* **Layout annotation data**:
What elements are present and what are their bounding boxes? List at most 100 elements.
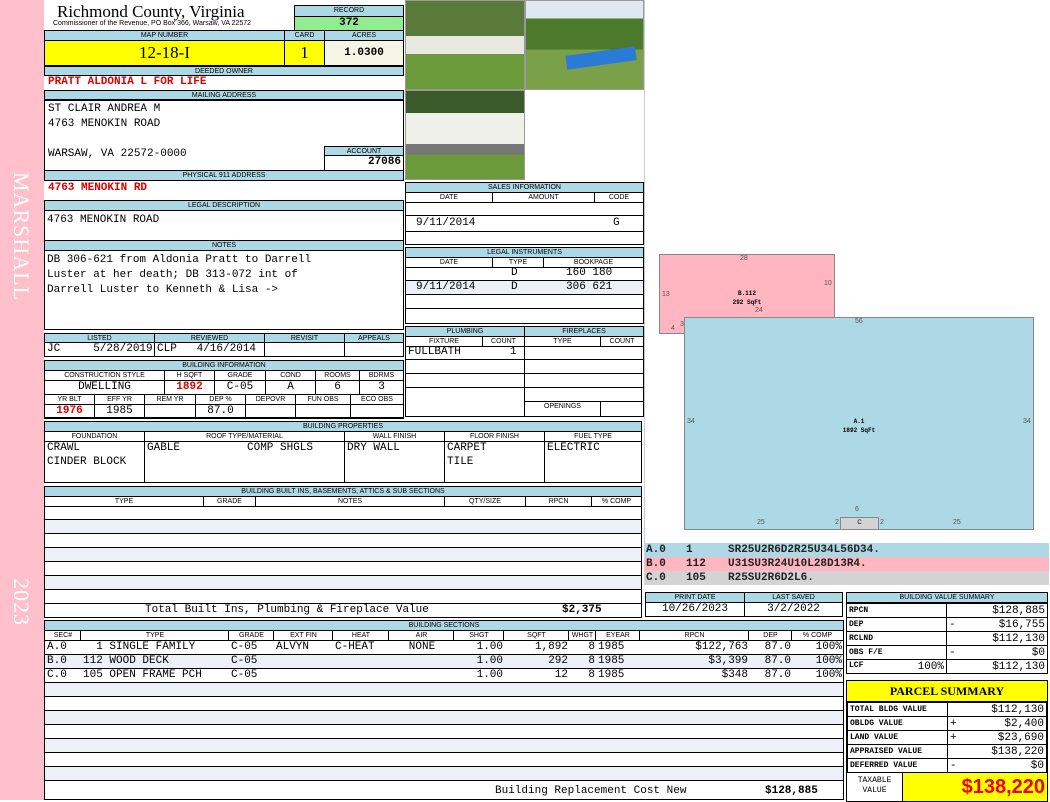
- col-floor: FLOOR FINISH: [444, 431, 545, 442]
- summary-label-text: TOTAL BLDG VALUE: [850, 705, 927, 714]
- card-number: 1: [284, 40, 325, 66]
- section-cell: A.0: [47, 641, 67, 653]
- summary-value: $138,220: [947, 744, 1047, 759]
- summary-row: OBLDG VALUE + $2,400: [847, 716, 1047, 731]
- summary-sign: -: [949, 646, 956, 659]
- builtin-row: [45, 520, 641, 534]
- acres-value: 1.0300: [324, 40, 404, 66]
- summary-label-text: OBS F/E: [849, 648, 883, 657]
- divider: [600, 402, 601, 416]
- district-name: MARSHALL: [9, 172, 34, 302]
- built-ins-table: BUILDING BUILT INS, BASEMENTS, ATTICS & …: [44, 486, 642, 618]
- dim: 4: [671, 325, 675, 332]
- commissioner-address: Commissioner of the Revenue, PO Box 366,…: [53, 20, 252, 27]
- dim: 28: [740, 255, 748, 262]
- legal-description: 4763 MENOKIN ROAD: [44, 210, 404, 241]
- section-cell: 105 OPEN FRAME PCH: [83, 669, 202, 681]
- sales-row: 9/11/2014 G: [406, 216, 643, 232]
- summary-label: LCF 100%: [846, 659, 947, 674]
- summary-amount: $112,130: [992, 632, 1045, 645]
- dep-override: [245, 404, 296, 419]
- col-header: EXT FIN: [273, 630, 334, 641]
- section-cell: 1985: [598, 641, 625, 653]
- col-roof: ROOF TYPE/MATERIAL: [144, 431, 345, 442]
- sketch-codes: A.0 1 SR25U2R6D2R25U34L56D34. B.0 112 U31SU3R…: [644, 543, 1049, 585]
- section-cell: C-05: [231, 641, 258, 653]
- section-cell: 87.0: [764, 669, 791, 681]
- section-cell: 1 SINGLE FAMILY: [83, 641, 196, 653]
- economic-obs: [350, 404, 404, 419]
- property-photo-3[interactable]: [405, 90, 525, 180]
- section-cell: 12: [554, 669, 568, 681]
- section-row: [45, 711, 843, 725]
- map-number: 12-18-I: [44, 40, 285, 66]
- sale-code: G: [613, 217, 620, 229]
- deeded-owner: PRATT ALDONIA L FOR LIFE: [48, 76, 207, 88]
- summary-label: TOTAL BLDG VALUE: [847, 702, 948, 717]
- taxable-value: $138,220: [903, 773, 1047, 801]
- summary-value: - $0: [946, 645, 1048, 660]
- note-line: DB 306-621 from Aldonia Pratt to Darrell: [47, 254, 312, 266]
- col-header: WHGT: [568, 630, 597, 641]
- grade: C-05: [214, 380, 266, 395]
- builtin-row: [45, 576, 641, 590]
- rooms: 6: [315, 380, 360, 395]
- district-sidebar: MARSHALL 2023: [0, 0, 44, 800]
- summary-label: APPRAISED VALUE: [847, 744, 948, 759]
- summary-label: OBS F/E: [846, 645, 947, 660]
- summary-value: + $23,690: [947, 730, 1047, 745]
- summary-amount: $112,130: [992, 660, 1045, 673]
- sketch-code: 112: [686, 558, 706, 570]
- summary-value: - $16,755: [946, 617, 1048, 632]
- building-properties: BUILDING PROPERTIES FOUNDATION ROOF TYPE…: [44, 421, 642, 483]
- property-photo-1[interactable]: [405, 0, 525, 90]
- summary-label: RPCN: [846, 603, 947, 618]
- parcel-summary-title: PARCEL SUMMARY: [847, 681, 1047, 702]
- instrument-date: 9/11/2014: [416, 281, 476, 293]
- plumbing-row: FULLBATH 1: [406, 346, 524, 360]
- builtin-row: [45, 506, 641, 520]
- section-cell: 8: [588, 641, 595, 653]
- section-row: [45, 683, 843, 697]
- dim: 2: [880, 519, 884, 526]
- dim: 56: [855, 318, 863, 325]
- mailing-line: 4763 MENOKIN ROAD: [48, 118, 161, 130]
- county-title: Richmond County, Virginia: [57, 2, 245, 21]
- plumbing-table: PLUMBING FIXTURE COUNT FULLBATH 1: [405, 326, 525, 417]
- instrument-row: 9/11/2014 D 306 621: [406, 281, 643, 295]
- summary-label-text: OBLDG VALUE: [850, 719, 903, 728]
- col-header: SHGT: [453, 630, 505, 641]
- summary-label-text: RCLND: [849, 634, 874, 643]
- note-line: Darrell Luster to Kenneth & Lisa ->: [47, 284, 279, 296]
- section-cell: $3,399: [708, 655, 748, 667]
- tax-year: 2023: [9, 578, 34, 626]
- sketch-code: 105: [686, 572, 706, 584]
- col-wall: WALL FINISH: [344, 431, 445, 442]
- plumbing-row: [406, 360, 524, 374]
- sketch-section-a[interactable]: 56 34 34 25 25 6 2 2 A.1 1892 SqFt C: [684, 317, 1034, 530]
- functional-obs: [295, 404, 351, 419]
- sketch-a-label: A.1: [853, 418, 865, 425]
- summary-sign: -: [949, 618, 956, 631]
- builtin-row: [45, 590, 641, 604]
- sketch-path: R25SU2R6D2L6.: [728, 572, 814, 584]
- roof-type: GABLE: [147, 442, 181, 454]
- summary-amount: $0: [1030, 759, 1044, 772]
- summary-label-text: LAND VALUE: [850, 733, 899, 742]
- mailing-line: WARSAW, VA 22572-0000: [48, 148, 187, 160]
- wall-finish: DRY WALL: [347, 442, 400, 454]
- dim: 25: [757, 519, 765, 526]
- replacement-cost-label: Building Replacement Cost New: [495, 785, 687, 797]
- building-sketch[interactable]: 28 10 13 24 3 4 B.112 292 SqFt 56 34 34 …: [644, 0, 1049, 543]
- sketch-section-c[interactable]: C: [840, 517, 879, 530]
- instrument-type: D: [511, 281, 518, 293]
- sales-row: [406, 202, 643, 216]
- summary-label-text: DEP: [849, 620, 864, 629]
- section-cell: 100%: [815, 669, 842, 681]
- fireplace-row: [525, 360, 643, 374]
- builtin-row: [45, 562, 641, 576]
- dim: 10: [824, 280, 832, 287]
- year-built: 1976: [44, 404, 95, 419]
- property-photo-2[interactable]: [525, 0, 644, 90]
- sketch-code: 1: [686, 544, 693, 556]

* **TASK REQUIREMENTS**:
Copy the lines of the data verbatim, starting with the line that contains "- col-floor: FLOOR" and continuing through the line that contains "- summary-label: LCF", with both of those lines included.

* **COMPLETE RESPONSE**:
- col-floor: FLOOR FINISH: [444, 431, 545, 442]
- summary-label-text: TOTAL BLDG VALUE: [850, 705, 927, 714]
- card-number: 1: [284, 40, 325, 66]
- section-cell: A.0: [47, 641, 67, 653]
- summary-value: $138,220: [947, 744, 1047, 759]
- summary-row: OBLDG VALUE + $2,400: [847, 716, 1047, 731]
- summary-sign: -: [949, 646, 956, 659]
- builtin-row: [45, 520, 641, 534]
- acres-value: 1.0300: [324, 40, 404, 66]
- summary-label-text: OBS F/E: [849, 648, 883, 657]
- divider: [600, 402, 601, 416]
- district-name: MARSHALL: [9, 172, 34, 302]
- built-ins-table: BUILDING BUILT INS, BASEMENTS, ATTICS & …: [44, 486, 642, 618]
- dim: 4: [671, 325, 675, 332]
- commissioner-address: Commissioner of the Revenue, PO Box 366,…: [53, 20, 252, 27]
- dim: 28: [740, 255, 748, 262]
- legal-description: 4763 MENOKIN ROAD: [44, 210, 404, 241]
- section-cell: 105 OPEN FRAME PCH: [83, 669, 202, 681]
- sales-row: 9/11/2014 G: [406, 216, 643, 232]
- summary-label: LCF 100%: [846, 659, 947, 674]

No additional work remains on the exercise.